* **Exercise description**
In the material below, identify each line bearing the word "source". Reproduce those lines.
*** Data provided
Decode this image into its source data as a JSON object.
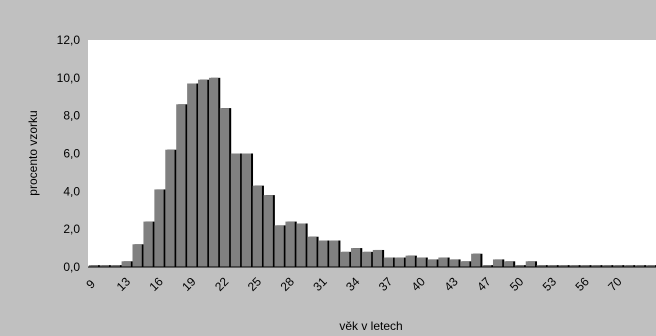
{
  "chart_data": {
    "type": "bar",
    "xlabel": "věk v letech",
    "ylabel": "procento vzorku",
    "ylim": [
      0,
      12
    ],
    "ytick_step": 2,
    "y_tick_labels": [
      "0,0",
      "2,0",
      "4,0",
      "6,0",
      "8,0",
      "10,0",
      "12,0"
    ],
    "x_tick_labels": [
      "9",
      "13",
      "16",
      "19",
      "22",
      "25",
      "28",
      "31",
      "34",
      "37",
      "40",
      "43",
      "47",
      "50",
      "53",
      "56",
      "70"
    ],
    "x_tick_every": 3,
    "grid": false,
    "colors": {
      "plot_bg": "#ffffff",
      "page_bg": "#c0c0c0",
      "bar": "#808080",
      "bar_shadow": "#000000"
    },
    "values": [
      0.1,
      0.1,
      0.1,
      0.3,
      1.2,
      2.4,
      4.1,
      6.2,
      8.6,
      9.7,
      9.9,
      10.0,
      8.4,
      6.0,
      6.0,
      4.3,
      3.8,
      2.2,
      2.4,
      2.3,
      1.6,
      1.4,
      1.4,
      0.8,
      1.0,
      0.8,
      0.9,
      0.5,
      0.5,
      0.6,
      0.5,
      0.4,
      0.5,
      0.4,
      0.3,
      0.7,
      0.1,
      0.4,
      0.3,
      0.1,
      0.3,
      0.1,
      0.1,
      0.1,
      0.1,
      0.1,
      0.1,
      0.1,
      0.1,
      0.1,
      0.1,
      0.1
    ]
  }
}
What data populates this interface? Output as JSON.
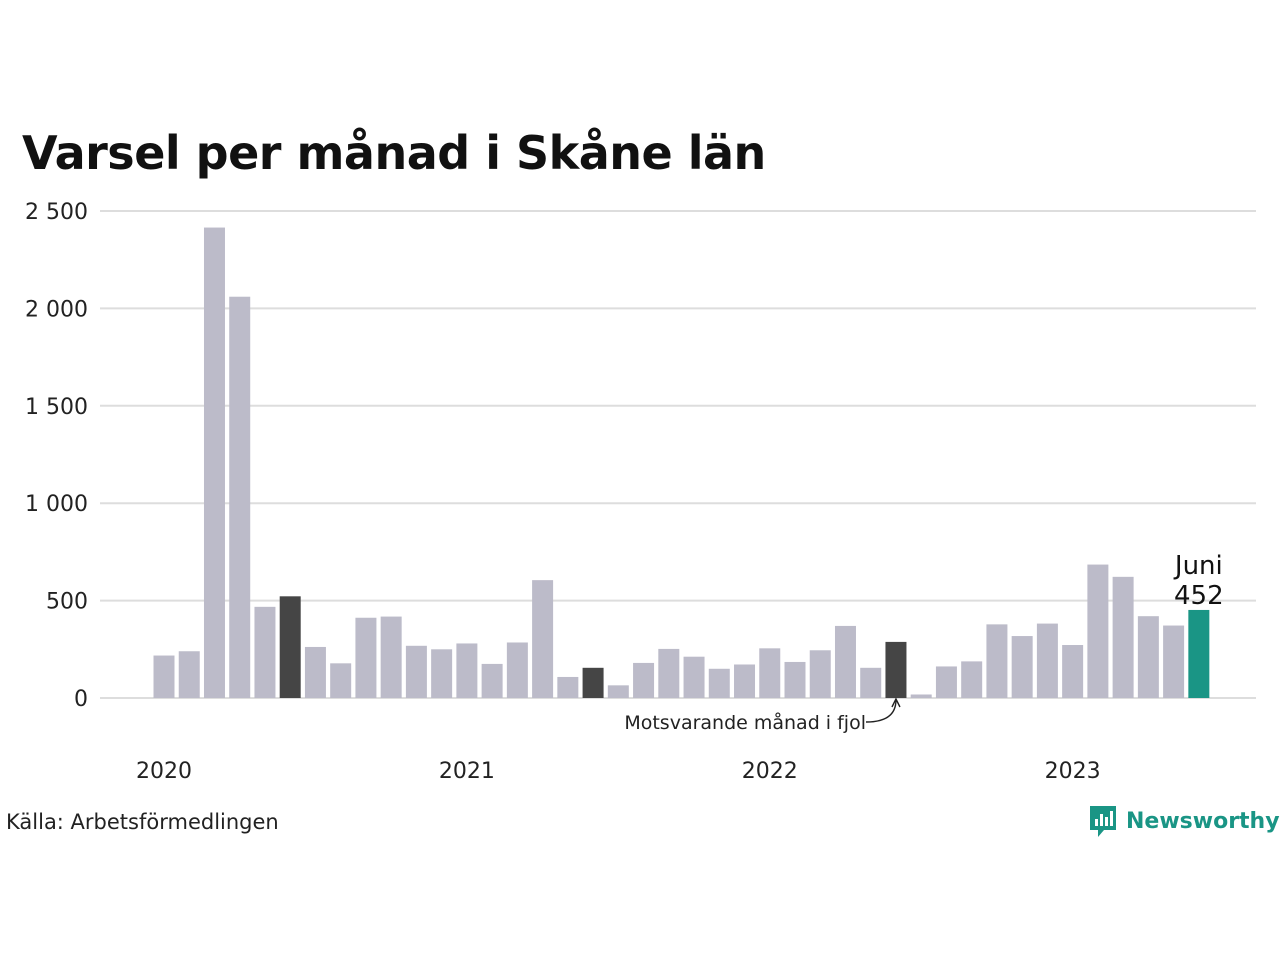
{
  "chart_data": {
    "type": "bar",
    "title": "Varsel per månad i Skåne län",
    "xlabel": "",
    "ylabel": "",
    "ylim": [
      0,
      2500
    ],
    "yticks": [
      0,
      500,
      1000,
      1500,
      2000,
      2500
    ],
    "ytick_labels": [
      "0",
      "500",
      "1 000",
      "1 500",
      "2 000",
      "2 500"
    ],
    "grid": true,
    "year_labels": [
      {
        "label": "2020",
        "index": 0
      },
      {
        "label": "2021",
        "index": 12
      },
      {
        "label": "2022",
        "index": 24
      },
      {
        "label": "2023",
        "index": 36
      }
    ],
    "categories": [
      "2020-01",
      "2020-02",
      "2020-03",
      "2020-04",
      "2020-05",
      "2020-06",
      "2020-07",
      "2020-08",
      "2020-09",
      "2020-10",
      "2020-11",
      "2020-12",
      "2021-01",
      "2021-02",
      "2021-03",
      "2021-04",
      "2021-05",
      "2021-06",
      "2021-07",
      "2021-08",
      "2021-09",
      "2021-10",
      "2021-11",
      "2021-12",
      "2022-01",
      "2022-02",
      "2022-03",
      "2022-04",
      "2022-05",
      "2022-06",
      "2022-07",
      "2022-08",
      "2022-09",
      "2022-10",
      "2022-11",
      "2022-12",
      "2023-01",
      "2023-02",
      "2023-03",
      "2023-04",
      "2023-05",
      "2023-06"
    ],
    "values": [
      218,
      240,
      2415,
      2060,
      468,
      522,
      262,
      178,
      412,
      418,
      268,
      250,
      280,
      175,
      285,
      605,
      108,
      155,
      65,
      180,
      252,
      212,
      150,
      172,
      255,
      185,
      245,
      370,
      155,
      288,
      18,
      162,
      188,
      378,
      318,
      382,
      272,
      685,
      622,
      420,
      372,
      452
    ],
    "highlight": {
      "same_month_indices": [
        5,
        17,
        29
      ],
      "current_index": 41
    },
    "colors": {
      "default": "#bcbbc9",
      "same_month": "#454545",
      "current": "#1a9585",
      "grid": "#dddddd"
    },
    "annotations": {
      "current_month": "Juni",
      "current_value": "452",
      "same_month_note": "Motsvarande månad i fjol"
    }
  },
  "footer": {
    "source": "Källa: Arbetsförmedlingen",
    "brand": "Newsworthy",
    "brand_icon": "newsworthy-logo-icon"
  }
}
******
* **Task solution**
Decode this image into its source data as a JSON object.
    "source": "Källa: Arbetsförmedlingen",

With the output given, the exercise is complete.